THE PROBLEM:
Search the listing below for the string "uważa" and show each line that contains it.

BEGIN RECORDS FOR THE TASK

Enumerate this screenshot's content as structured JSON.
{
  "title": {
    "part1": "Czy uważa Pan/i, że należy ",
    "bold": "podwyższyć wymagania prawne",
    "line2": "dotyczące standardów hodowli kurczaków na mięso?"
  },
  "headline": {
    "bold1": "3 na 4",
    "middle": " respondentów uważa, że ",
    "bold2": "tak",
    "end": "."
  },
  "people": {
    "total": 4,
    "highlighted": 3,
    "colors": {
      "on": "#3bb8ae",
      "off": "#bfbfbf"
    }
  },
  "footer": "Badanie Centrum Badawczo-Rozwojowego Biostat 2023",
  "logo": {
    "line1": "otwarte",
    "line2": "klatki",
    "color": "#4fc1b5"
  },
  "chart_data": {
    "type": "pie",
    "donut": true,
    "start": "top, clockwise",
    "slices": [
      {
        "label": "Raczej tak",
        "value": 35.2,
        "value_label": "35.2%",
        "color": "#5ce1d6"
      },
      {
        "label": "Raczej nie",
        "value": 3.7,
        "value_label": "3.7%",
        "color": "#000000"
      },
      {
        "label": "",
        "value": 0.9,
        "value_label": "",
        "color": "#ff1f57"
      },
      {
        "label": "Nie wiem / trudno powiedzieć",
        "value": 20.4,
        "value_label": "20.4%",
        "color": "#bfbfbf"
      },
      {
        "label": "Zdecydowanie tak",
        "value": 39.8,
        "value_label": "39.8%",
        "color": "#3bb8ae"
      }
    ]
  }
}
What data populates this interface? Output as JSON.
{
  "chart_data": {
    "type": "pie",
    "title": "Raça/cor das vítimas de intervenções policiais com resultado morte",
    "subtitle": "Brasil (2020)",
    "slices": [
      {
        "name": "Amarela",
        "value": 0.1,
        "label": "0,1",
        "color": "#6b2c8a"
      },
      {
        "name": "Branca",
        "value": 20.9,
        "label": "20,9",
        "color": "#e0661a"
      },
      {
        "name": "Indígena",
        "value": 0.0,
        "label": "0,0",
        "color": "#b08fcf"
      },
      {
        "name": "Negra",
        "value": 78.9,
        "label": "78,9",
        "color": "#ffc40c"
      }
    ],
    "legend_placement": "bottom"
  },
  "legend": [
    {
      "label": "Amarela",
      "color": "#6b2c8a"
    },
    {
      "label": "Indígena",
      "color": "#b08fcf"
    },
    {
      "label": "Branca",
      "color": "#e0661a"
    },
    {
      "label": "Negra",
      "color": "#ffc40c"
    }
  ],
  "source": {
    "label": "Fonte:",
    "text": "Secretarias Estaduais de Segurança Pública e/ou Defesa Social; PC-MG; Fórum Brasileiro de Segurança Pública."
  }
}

END RECORDS FOR THE TASK

CORRECT RESPONSE:
    "part1": "Czy uważa Pan/i, że należy ",
    "middle": " respondentów uważa, że ",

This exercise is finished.